Set problem - Retype the material that follows, keeping every word as it is.

** START The input **

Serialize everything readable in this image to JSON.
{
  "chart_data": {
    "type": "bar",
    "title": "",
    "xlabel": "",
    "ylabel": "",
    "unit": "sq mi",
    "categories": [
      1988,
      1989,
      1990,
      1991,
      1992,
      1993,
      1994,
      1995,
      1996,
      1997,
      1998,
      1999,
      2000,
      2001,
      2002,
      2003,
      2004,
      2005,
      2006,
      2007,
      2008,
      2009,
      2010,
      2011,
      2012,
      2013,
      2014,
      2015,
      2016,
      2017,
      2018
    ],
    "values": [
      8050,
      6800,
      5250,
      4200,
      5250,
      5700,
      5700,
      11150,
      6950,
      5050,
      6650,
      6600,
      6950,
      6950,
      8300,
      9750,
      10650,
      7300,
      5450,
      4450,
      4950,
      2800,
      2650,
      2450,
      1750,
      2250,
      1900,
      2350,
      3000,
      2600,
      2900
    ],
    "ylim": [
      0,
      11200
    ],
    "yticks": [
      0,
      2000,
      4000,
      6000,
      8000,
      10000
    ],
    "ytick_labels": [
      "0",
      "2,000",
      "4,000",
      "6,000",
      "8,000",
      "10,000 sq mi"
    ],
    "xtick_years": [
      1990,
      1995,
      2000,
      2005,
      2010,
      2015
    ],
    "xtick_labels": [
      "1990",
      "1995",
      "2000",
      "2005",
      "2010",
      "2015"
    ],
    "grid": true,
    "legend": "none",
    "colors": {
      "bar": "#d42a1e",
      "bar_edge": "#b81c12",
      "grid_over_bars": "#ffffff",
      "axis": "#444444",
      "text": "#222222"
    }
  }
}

** END The input **

Answer to this exercise -
Serialize everything readable in this image to JSON.
{
  "chart_data": {
    "type": "bar",
    "title": "",
    "xlabel": "",
    "ylabel": "",
    "unit": "sq mi",
    "categories": [
      1988,
      1989,
      1990,
      1991,
      1992,
      1993,
      1994,
      1995,
      1996,
      1997,
      1998,
      1999,
      2000,
      2001,
      2002,
      2003,
      2004,
      2005,
      2006,
      2007,
      2008,
      2009,
      2010,
      2011,
      2012,
      2013,
      2014,
      2015,
      2016,
      2017,
      2018
    ],
    "values": [
      8050,
      6800,
      5250,
      4200,
      5250,
      5700,
      5700,
      11150,
      6950,
      5050,
      6650,
      6600,
      6950,
      6950,
      8300,
      9750,
      10650,
      7300,
      5450,
      4450,
      4950,
      2800,
      2650,
      2450,
      1750,
      2250,
      1900,
      2350,
      3000,
      2600,
      2900
    ],
    "ylim": [
      0,
      11200
    ],
    "yticks": [
      0,
      2000,
      4000,
      6000,
      8000,
      10000
    ],
    "ytick_labels": [
      "0",
      "2,000",
      "4,000",
      "6,000",
      "8,000",
      "10,000 sq mi"
    ],
    "xtick_years": [
      1990,
      1995,
      2000,
      2005,
      2010,
      2015
    ],
    "xtick_labels": [
      "1990",
      "1995",
      "2000",
      "2005",
      "2010",
      "2015"
    ],
    "grid": true,
    "legend": "none",
    "colors": {
      "bar": "#d42a1e",
      "bar_edge": "#b81c12",
      "grid_over_bars": "#ffffff",
      "axis": "#444444",
      "text": "#222222"
    }
  }
}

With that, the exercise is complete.